Find how many lines hold the word "name". Give only the number.

▶ [Records for this exercise]
--- start ---

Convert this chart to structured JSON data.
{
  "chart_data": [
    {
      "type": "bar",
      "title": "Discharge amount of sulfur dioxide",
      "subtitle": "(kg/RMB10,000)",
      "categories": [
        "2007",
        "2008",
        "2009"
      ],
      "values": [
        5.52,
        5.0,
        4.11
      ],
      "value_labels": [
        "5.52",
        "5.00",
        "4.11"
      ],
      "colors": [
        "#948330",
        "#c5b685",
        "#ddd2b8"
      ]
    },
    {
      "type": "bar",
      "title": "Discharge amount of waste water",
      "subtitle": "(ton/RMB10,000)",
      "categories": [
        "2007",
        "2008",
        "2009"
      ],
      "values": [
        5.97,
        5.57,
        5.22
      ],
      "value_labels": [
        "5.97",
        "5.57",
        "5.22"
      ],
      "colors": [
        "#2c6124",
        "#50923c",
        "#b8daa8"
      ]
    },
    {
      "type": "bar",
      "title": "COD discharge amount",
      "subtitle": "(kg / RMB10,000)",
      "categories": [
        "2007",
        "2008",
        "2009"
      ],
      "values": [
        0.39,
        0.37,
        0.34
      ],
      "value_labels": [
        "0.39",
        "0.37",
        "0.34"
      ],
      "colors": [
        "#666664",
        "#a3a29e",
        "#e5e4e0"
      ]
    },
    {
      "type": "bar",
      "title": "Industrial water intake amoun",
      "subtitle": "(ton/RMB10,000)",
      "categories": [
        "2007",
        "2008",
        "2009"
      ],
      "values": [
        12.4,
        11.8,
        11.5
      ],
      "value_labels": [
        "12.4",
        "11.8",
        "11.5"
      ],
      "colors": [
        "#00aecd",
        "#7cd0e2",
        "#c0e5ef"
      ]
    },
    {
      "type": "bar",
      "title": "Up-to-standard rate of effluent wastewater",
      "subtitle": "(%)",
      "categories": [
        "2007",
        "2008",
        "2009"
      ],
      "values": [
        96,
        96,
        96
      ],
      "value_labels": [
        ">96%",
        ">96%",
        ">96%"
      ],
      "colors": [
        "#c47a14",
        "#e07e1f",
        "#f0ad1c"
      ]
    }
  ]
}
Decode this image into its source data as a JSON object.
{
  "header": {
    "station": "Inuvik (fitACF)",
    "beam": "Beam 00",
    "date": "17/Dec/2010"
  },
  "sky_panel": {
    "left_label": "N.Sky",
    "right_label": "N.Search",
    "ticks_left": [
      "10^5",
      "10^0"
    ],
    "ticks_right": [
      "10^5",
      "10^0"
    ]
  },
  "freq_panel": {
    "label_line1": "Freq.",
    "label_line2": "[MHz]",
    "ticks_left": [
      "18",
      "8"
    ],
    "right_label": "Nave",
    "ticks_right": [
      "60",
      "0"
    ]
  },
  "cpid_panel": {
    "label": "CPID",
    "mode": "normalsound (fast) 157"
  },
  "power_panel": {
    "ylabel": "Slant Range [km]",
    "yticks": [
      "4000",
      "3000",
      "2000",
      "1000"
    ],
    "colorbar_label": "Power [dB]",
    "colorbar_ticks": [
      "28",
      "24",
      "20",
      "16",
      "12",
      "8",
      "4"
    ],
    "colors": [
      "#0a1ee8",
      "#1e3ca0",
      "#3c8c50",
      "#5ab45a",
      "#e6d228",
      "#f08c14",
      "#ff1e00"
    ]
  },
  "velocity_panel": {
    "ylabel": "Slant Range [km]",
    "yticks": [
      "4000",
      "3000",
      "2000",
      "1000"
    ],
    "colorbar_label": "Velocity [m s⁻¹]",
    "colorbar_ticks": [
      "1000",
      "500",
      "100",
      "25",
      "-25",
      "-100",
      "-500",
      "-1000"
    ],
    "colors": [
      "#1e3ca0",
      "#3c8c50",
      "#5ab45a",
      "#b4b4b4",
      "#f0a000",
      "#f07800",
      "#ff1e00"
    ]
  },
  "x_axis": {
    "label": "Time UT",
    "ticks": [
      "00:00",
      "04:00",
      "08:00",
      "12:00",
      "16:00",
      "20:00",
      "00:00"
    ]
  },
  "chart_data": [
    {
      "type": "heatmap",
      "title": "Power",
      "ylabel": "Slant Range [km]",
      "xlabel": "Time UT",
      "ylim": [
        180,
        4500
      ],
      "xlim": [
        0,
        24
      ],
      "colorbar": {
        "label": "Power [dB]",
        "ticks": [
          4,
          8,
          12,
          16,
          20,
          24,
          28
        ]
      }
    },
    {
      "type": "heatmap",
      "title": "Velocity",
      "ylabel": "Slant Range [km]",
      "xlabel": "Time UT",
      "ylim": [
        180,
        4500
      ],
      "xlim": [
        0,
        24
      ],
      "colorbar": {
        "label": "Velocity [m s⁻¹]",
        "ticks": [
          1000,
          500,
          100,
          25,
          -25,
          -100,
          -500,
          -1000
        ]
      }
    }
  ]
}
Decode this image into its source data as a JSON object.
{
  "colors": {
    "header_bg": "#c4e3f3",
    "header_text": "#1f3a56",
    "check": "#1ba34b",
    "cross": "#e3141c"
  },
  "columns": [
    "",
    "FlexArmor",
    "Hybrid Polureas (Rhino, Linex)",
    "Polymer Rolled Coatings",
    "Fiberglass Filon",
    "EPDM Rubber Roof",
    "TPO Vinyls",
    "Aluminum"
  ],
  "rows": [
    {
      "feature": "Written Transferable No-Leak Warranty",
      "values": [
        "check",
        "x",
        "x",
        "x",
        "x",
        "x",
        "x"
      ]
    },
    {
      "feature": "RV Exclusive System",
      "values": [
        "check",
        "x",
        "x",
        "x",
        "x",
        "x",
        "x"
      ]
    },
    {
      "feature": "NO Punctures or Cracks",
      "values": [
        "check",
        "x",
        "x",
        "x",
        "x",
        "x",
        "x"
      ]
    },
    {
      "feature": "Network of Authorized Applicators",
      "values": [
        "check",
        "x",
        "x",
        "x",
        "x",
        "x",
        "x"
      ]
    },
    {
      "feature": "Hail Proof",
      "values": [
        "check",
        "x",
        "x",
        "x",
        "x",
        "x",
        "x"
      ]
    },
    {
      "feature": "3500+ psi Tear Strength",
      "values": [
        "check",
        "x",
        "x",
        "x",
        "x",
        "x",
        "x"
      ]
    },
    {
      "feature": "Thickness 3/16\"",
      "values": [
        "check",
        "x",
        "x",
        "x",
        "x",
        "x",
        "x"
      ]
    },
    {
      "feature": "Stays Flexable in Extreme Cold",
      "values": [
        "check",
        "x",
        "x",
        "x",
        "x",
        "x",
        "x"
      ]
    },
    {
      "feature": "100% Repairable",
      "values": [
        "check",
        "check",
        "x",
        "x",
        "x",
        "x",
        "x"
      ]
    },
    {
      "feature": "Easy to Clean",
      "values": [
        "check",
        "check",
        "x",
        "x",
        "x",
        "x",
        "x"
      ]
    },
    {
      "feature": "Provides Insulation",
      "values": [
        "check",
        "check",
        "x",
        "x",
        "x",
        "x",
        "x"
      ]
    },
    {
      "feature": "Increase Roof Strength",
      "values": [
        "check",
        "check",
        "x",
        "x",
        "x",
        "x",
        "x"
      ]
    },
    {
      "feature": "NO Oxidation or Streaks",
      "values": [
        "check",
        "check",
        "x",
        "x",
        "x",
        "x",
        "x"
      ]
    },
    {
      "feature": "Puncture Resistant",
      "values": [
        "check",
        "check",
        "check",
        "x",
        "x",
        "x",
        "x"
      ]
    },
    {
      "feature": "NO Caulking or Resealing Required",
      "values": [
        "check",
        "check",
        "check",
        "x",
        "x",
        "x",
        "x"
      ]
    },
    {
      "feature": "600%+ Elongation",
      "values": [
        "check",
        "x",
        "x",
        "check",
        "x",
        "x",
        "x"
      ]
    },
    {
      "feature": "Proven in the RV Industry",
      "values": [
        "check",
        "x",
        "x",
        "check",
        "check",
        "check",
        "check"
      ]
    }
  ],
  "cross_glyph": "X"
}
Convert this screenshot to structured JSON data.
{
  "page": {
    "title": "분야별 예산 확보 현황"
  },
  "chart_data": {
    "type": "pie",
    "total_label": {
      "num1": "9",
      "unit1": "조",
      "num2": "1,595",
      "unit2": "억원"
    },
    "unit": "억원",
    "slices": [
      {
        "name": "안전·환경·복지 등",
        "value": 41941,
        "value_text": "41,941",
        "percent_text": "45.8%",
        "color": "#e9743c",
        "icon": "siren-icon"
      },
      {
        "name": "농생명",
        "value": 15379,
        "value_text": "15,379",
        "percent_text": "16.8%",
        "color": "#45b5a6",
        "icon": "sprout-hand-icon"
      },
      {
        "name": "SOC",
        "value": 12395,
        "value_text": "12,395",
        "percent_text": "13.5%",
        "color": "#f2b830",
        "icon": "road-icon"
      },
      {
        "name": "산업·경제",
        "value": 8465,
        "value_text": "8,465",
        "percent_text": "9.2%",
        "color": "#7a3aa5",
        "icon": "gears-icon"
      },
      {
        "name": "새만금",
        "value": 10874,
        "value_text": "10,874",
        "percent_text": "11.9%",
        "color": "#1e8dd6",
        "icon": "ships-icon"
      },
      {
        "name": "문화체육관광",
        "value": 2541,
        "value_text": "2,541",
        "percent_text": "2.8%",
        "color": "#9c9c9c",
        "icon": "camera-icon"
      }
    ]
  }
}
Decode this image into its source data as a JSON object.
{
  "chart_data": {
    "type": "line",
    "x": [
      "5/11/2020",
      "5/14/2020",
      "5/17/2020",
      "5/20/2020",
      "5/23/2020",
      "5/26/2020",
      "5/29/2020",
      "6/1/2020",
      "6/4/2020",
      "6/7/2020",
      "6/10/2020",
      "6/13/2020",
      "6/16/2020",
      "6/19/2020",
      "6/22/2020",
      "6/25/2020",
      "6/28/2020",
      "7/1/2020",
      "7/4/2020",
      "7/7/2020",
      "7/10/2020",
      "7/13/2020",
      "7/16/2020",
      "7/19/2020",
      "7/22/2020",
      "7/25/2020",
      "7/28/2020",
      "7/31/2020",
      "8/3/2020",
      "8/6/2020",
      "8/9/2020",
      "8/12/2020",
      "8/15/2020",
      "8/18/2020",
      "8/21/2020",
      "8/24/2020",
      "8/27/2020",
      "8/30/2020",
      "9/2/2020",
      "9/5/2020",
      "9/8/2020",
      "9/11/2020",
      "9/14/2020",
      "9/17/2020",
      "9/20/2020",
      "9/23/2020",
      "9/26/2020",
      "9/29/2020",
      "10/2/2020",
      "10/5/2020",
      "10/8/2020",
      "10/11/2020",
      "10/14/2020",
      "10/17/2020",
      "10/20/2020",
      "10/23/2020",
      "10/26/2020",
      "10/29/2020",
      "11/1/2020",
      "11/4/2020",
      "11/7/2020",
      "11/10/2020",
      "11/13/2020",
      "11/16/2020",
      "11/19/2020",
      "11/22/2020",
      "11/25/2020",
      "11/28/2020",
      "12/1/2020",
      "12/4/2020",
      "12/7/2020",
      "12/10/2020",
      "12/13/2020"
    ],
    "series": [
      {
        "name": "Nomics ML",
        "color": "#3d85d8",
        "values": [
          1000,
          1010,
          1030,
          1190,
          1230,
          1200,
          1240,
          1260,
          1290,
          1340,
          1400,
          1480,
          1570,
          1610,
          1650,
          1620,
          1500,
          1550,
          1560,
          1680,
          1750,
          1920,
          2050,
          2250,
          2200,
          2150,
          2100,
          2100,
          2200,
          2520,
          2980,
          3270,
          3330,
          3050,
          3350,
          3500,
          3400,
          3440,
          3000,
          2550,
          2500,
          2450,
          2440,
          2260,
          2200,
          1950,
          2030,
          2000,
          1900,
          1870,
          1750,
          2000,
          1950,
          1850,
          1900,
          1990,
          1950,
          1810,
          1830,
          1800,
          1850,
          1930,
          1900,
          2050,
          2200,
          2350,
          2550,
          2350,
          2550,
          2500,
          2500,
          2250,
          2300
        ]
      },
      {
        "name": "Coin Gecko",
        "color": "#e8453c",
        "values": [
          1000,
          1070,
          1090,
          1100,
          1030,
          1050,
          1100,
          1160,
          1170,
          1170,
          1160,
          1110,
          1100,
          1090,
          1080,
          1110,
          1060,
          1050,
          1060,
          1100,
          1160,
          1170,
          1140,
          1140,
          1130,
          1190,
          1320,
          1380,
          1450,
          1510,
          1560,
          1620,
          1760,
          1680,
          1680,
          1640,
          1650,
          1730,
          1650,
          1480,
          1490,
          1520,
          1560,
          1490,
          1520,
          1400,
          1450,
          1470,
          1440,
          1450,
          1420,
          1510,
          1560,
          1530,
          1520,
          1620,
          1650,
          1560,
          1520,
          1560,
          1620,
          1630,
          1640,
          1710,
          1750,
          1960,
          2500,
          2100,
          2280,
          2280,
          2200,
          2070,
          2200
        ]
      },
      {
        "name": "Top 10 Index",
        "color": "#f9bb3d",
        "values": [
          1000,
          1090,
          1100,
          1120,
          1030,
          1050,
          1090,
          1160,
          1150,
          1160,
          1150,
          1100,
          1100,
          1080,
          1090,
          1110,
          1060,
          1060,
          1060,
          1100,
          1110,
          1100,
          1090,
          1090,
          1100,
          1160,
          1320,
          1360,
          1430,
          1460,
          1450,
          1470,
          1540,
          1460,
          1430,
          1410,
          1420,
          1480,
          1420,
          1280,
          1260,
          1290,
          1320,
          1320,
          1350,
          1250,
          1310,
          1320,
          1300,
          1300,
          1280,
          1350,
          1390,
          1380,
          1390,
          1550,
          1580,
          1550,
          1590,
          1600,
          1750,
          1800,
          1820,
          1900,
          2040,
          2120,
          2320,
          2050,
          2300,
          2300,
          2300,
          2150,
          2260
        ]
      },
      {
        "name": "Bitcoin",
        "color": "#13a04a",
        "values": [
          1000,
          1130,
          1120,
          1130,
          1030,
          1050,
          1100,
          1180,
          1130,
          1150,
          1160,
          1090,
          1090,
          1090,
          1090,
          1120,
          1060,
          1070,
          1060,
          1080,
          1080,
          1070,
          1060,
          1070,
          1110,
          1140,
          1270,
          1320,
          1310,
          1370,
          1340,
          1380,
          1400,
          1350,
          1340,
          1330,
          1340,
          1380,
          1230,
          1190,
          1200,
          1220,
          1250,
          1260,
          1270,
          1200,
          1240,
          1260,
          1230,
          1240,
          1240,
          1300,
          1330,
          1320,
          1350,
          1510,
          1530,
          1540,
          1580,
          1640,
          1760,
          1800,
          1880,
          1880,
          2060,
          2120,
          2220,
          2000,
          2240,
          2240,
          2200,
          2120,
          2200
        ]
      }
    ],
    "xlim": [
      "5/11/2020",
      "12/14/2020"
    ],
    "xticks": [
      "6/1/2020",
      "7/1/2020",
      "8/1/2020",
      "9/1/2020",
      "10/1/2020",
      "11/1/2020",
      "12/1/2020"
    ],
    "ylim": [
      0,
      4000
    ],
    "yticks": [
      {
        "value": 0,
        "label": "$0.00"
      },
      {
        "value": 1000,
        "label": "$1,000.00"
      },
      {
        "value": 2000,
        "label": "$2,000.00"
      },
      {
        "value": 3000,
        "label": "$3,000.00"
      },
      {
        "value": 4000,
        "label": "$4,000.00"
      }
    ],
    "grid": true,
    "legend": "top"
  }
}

--- end ---

▶ [Answer to the problem]
10